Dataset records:
───

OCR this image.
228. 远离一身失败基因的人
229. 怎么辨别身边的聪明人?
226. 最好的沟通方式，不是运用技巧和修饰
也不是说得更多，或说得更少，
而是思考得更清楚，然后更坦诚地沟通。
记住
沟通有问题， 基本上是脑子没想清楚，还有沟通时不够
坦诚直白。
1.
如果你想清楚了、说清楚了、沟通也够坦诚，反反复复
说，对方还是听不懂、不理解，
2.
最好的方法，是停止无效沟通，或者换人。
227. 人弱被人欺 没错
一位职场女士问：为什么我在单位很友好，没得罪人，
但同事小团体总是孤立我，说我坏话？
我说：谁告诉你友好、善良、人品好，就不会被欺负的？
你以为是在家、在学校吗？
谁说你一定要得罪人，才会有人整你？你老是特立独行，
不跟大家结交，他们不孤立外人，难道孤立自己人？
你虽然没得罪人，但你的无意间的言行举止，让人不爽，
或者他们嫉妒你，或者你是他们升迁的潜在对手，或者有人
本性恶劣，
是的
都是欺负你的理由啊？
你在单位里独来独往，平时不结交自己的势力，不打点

───

Nothing should be changed: write out all of the data as is.

## [The output]
OCR this image.
228. 远离一身失败基因的人
229. 怎么辨别身边的聪明人?
226. 最好的沟通方式，不是运用技巧和修饰
也不是说得更多，或说得更少，
而是思考得更清楚，然后更坦诚地沟通。
记住
沟通有问题， 基本上是脑子没想清楚，还有沟通时不够
坦诚直白。
1.
如果你想清楚了、说清楚了、沟通也够坦诚，反反复复
说，对方还是听不懂、不理解，
2.
最好的方法，是停止无效沟通，或者换人。
227. 人弱被人欺 没错
一位职场女士问：为什么我在单位很友好，没得罪人，
但同事小团体总是孤立我，说我坏话？
我说：谁告诉你友好、善良、人品好，就不会被欺负的？
你以为是在家、在学校吗？
谁说你一定要得罪人，才会有人整你？你老是特立独行，
不跟大家结交，他们不孤立外人，难道孤立自己人？
你虽然没得罪人，但你的无意间的言行举止，让人不爽，
或者他们嫉妒你，或者你是他们升迁的潜在对手，或者有人
本性恶劣，
是的
都是欺负你的理由啊？
你在单位里独来独往，平时不结交自己的势力，不打点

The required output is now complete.